▶ **Exercise directions**
Update the rows below by changing every "place-label" to "city-label". Leave all other text unchanged.

▶ **Data section**
◆ ◆ ◆ ◆ ◆ ◆ ◆
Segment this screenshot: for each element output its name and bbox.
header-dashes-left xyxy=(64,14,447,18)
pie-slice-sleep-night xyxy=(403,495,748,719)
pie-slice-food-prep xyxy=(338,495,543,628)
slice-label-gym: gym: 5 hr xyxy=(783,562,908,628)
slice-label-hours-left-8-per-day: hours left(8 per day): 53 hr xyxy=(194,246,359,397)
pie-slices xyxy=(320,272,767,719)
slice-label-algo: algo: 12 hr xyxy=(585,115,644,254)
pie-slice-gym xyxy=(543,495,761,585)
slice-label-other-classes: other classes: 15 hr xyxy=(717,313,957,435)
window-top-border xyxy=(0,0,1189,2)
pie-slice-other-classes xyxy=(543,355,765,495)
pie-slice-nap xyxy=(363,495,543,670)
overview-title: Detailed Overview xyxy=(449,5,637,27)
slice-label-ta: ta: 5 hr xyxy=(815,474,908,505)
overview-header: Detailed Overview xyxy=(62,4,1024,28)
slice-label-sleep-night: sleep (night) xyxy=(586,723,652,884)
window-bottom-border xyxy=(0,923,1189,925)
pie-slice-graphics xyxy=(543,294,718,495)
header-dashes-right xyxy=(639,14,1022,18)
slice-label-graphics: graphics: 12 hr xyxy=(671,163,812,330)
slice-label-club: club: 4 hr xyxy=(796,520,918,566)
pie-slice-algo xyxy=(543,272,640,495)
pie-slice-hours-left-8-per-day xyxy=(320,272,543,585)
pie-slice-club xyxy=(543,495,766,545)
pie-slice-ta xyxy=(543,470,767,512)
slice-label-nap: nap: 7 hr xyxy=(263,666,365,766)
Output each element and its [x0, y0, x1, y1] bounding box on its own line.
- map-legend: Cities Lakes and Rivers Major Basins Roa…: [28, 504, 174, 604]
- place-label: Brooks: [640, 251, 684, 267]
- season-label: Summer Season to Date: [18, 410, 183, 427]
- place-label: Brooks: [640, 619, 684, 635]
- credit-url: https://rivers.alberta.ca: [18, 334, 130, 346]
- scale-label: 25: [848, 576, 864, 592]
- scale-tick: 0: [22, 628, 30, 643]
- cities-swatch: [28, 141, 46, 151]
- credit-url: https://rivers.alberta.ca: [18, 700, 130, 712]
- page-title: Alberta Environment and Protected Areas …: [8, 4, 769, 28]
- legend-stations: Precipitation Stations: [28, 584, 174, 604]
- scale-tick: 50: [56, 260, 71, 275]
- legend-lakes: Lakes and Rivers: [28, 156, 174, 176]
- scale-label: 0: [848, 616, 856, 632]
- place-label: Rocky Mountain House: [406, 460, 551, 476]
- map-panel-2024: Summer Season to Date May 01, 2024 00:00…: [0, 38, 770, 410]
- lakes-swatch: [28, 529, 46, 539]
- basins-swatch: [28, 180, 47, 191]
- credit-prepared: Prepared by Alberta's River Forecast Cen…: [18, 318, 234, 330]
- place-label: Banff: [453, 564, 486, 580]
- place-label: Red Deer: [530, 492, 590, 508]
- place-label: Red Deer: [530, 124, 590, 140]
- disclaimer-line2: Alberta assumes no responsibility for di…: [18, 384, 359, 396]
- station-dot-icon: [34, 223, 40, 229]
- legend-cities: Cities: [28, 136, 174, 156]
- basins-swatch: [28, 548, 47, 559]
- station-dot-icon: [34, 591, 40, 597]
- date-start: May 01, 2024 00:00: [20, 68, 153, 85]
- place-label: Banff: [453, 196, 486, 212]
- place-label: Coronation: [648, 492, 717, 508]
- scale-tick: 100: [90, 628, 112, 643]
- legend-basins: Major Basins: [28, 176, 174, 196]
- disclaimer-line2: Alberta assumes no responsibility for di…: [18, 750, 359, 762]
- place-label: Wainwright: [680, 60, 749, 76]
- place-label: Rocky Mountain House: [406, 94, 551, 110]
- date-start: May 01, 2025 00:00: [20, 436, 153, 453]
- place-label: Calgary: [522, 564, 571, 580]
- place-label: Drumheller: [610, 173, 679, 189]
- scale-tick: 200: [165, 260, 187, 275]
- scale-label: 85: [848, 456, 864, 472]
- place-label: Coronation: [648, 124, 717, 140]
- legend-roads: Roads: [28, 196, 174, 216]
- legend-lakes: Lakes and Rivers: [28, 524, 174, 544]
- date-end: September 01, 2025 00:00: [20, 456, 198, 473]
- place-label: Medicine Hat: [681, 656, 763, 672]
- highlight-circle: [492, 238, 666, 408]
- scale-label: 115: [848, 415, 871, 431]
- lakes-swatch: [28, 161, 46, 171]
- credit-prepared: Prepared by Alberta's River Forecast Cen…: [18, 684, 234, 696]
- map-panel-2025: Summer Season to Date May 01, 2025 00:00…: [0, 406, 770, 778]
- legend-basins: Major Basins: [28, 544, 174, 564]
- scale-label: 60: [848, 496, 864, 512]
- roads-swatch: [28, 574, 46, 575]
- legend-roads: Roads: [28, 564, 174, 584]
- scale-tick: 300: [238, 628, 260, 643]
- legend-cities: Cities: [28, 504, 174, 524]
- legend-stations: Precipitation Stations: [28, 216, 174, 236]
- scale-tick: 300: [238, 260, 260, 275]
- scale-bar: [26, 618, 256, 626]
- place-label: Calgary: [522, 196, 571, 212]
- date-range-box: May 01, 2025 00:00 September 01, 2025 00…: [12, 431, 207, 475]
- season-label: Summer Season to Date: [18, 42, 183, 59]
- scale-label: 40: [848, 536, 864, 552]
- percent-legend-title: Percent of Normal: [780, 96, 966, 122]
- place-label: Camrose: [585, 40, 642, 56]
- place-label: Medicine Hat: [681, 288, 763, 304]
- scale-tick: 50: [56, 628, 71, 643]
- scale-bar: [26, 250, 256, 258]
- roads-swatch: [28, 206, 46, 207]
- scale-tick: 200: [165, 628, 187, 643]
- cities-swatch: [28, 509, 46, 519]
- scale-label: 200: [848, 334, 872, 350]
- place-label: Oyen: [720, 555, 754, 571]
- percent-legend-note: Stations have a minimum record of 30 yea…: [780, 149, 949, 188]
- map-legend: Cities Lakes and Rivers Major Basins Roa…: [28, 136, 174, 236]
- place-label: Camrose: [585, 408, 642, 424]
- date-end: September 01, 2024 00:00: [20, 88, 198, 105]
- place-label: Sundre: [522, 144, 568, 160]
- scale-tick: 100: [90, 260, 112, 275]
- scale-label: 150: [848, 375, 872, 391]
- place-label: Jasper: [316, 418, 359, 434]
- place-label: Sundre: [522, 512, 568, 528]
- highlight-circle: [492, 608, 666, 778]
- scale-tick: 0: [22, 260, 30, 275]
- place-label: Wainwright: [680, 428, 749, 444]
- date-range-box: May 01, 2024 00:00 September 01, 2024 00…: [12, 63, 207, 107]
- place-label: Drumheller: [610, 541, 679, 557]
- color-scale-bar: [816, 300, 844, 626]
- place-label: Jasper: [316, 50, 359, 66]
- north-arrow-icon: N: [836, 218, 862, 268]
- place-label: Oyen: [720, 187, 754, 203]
◆ ◆ ◆ ◆ ◆ ◆ ◆
▶ **Worked solution**
Segment this screenshot: for each element output its name and bbox.
header-dashes-left xyxy=(64,14,447,18)
pie-slice-sleep-night xyxy=(403,495,748,719)
pie-slice-food-prep xyxy=(338,495,543,628)
slice-label-gym: gym: 5 hr xyxy=(783,562,908,628)
slice-label-hours-left-8-per-day: hours left(8 per day): 53 hr xyxy=(194,246,359,397)
pie-slices xyxy=(320,272,767,719)
slice-label-algo: algo: 12 hr xyxy=(585,115,644,254)
pie-slice-gym xyxy=(543,495,761,585)
slice-label-other-classes: other classes: 15 hr xyxy=(717,313,957,435)
window-top-border xyxy=(0,0,1189,2)
pie-slice-other-classes xyxy=(543,355,765,495)
pie-slice-nap xyxy=(363,495,543,670)
overview-title: Detailed Overview xyxy=(449,5,637,27)
slice-label-ta: ta: 5 hr xyxy=(815,474,908,505)
overview-header: Detailed Overview xyxy=(62,4,1024,28)
slice-label-sleep-night: sleep (night) xyxy=(586,723,652,884)
window-bottom-border xyxy=(0,923,1189,925)
pie-slice-graphics xyxy=(543,294,718,495)
header-dashes-right xyxy=(639,14,1022,18)
slice-label-graphics: graphics: 12 hr xyxy=(671,163,812,330)
slice-label-club: club: 4 hr xyxy=(796,520,918,566)
pie-slice-algo xyxy=(543,272,640,495)
pie-slice-hours-left-8-per-day xyxy=(320,272,543,585)
pie-slice-club xyxy=(543,495,766,545)
pie-slice-ta xyxy=(543,470,767,512)
slice-label-nap: nap: 7 hr xyxy=(263,666,365,766)
Output each element and its [x0, y0, x1, y1] bounding box on its own line.
- map-legend: Cities Lakes and Rivers Major Basins Roa…: [28, 504, 174, 604]
- city-label: Brooks: [640, 251, 684, 267]
- season-label: Summer Season to Date: [18, 410, 183, 427]
- city-label: Brooks: [640, 619, 684, 635]
- credit-url: https://rivers.alberta.ca: [18, 334, 130, 346]
- scale-label: 25: [848, 576, 864, 592]
- scale-tick: 0: [22, 628, 30, 643]
- cities-swatch: [28, 141, 46, 151]
- credit-url: https://rivers.alberta.ca: [18, 700, 130, 712]
- page-title: Alberta Environment and Protected Areas …: [8, 4, 769, 28]
- legend-stations: Precipitation Stations: [28, 584, 174, 604]
- scale-tick: 50: [56, 260, 71, 275]
- legend-lakes: Lakes and Rivers: [28, 156, 174, 176]
- scale-label: 0: [848, 616, 856, 632]
- city-label: Rocky Mountain House: [406, 460, 551, 476]
- map-panel-2024: Summer Season to Date May 01, 2024 00:00…: [0, 38, 770, 410]
- lakes-swatch: [28, 529, 46, 539]
- basins-swatch: [28, 180, 47, 191]
- credit-prepared: Prepared by Alberta's River Forecast Cen…: [18, 318, 234, 330]
- city-label: Banff: [453, 564, 486, 580]
- city-label: Red Deer: [530, 492, 590, 508]
- city-label: Red Deer: [530, 124, 590, 140]
- disclaimer-line2: Alberta assumes no responsibility for di…: [18, 384, 359, 396]
- station-dot-icon: [34, 223, 40, 229]
- legend-cities: Cities: [28, 136, 174, 156]
- basins-swatch: [28, 548, 47, 559]
- station-dot-icon: [34, 591, 40, 597]
- date-start: May 01, 2024 00:00: [20, 68, 153, 85]
- city-label: Banff: [453, 196, 486, 212]
- city-label: Coronation: [648, 492, 717, 508]
- scale-tick: 100: [90, 628, 112, 643]
- legend-basins: Major Basins: [28, 176, 174, 196]
- disclaimer-line2: Alberta assumes no responsibility for di…: [18, 750, 359, 762]
- city-label: Wainwright: [680, 60, 749, 76]
- city-label: Rocky Mountain House: [406, 94, 551, 110]
- date-start: May 01, 2025 00:00: [20, 436, 153, 453]
- city-label: Calgary: [522, 564, 571, 580]
- city-label: Drumheller: [610, 173, 679, 189]
- scale-tick: 200: [165, 260, 187, 275]
- scale-label: 85: [848, 456, 864, 472]
- city-label: Coronation: [648, 124, 717, 140]
- legend-roads: Roads: [28, 196, 174, 216]
- legend-lakes: Lakes and Rivers: [28, 524, 174, 544]
- date-end: September 01, 2025 00:00: [20, 456, 198, 473]
- city-label: Medicine Hat: [681, 656, 763, 672]
- highlight-circle: [492, 238, 666, 408]
- scale-label: 115: [848, 415, 871, 431]
- lakes-swatch: [28, 161, 46, 171]
- credit-prepared: Prepared by Alberta's River Forecast Cen…: [18, 684, 234, 696]
- map-panel-2025: Summer Season to Date May 01, 2025 00:00…: [0, 406, 770, 778]
- legend-basins: Major Basins: [28, 544, 174, 564]
- scale-label: 60: [848, 496, 864, 512]
- roads-swatch: [28, 574, 46, 575]
- legend-roads: Roads: [28, 564, 174, 584]
- scale-tick: 300: [238, 628, 260, 643]
- legend-cities: Cities: [28, 504, 174, 524]
- legend-stations: Precipitation Stations: [28, 216, 174, 236]
- scale-tick: 300: [238, 260, 260, 275]
- scale-bar: [26, 618, 256, 626]
- city-label: Calgary: [522, 196, 571, 212]
- date-range-box: May 01, 2025 00:00 September 01, 2025 00…: [12, 431, 207, 475]
- season-label: Summer Season to Date: [18, 42, 183, 59]
- scale-label: 40: [848, 536, 864, 552]
- percent-legend-title: Percent of Normal: [780, 96, 966, 122]
- city-label: Camrose: [585, 40, 642, 56]
- city-label: Medicine Hat: [681, 288, 763, 304]
- scale-tick: 50: [56, 628, 71, 643]
- scale-bar: [26, 250, 256, 258]
- roads-swatch: [28, 206, 46, 207]
- scale-tick: 200: [165, 628, 187, 643]
- cities-swatch: [28, 509, 46, 519]
- scale-label: 200: [848, 334, 872, 350]
- city-label: Oyen: [720, 555, 754, 571]
- percent-legend-note: Stations have a minimum record of 30 yea…: [780, 149, 949, 188]
- map-legend: Cities Lakes and Rivers Major Basins Roa…: [28, 136, 174, 236]
- city-label: Camrose: [585, 408, 642, 424]
- date-end: September 01, 2024 00:00: [20, 88, 198, 105]
- city-label: Sundre: [522, 144, 568, 160]
- scale-tick: 100: [90, 260, 112, 275]
- scale-label: 150: [848, 375, 872, 391]
- city-label: Jasper: [316, 418, 359, 434]
- city-label: Sundre: [522, 512, 568, 528]
- highlight-circle: [492, 608, 666, 778]
- scale-tick: 0: [22, 260, 30, 275]
- city-label: Wainwright: [680, 428, 749, 444]
- date-range-box: May 01, 2024 00:00 September 01, 2024 00…: [12, 63, 207, 107]
- city-label: Drumheller: [610, 541, 679, 557]
- color-scale-bar: [816, 300, 844, 626]
- city-label: Jasper: [316, 50, 359, 66]
- north-arrow-icon: N: [836, 218, 862, 268]
- city-label: Oyen: [720, 187, 754, 203]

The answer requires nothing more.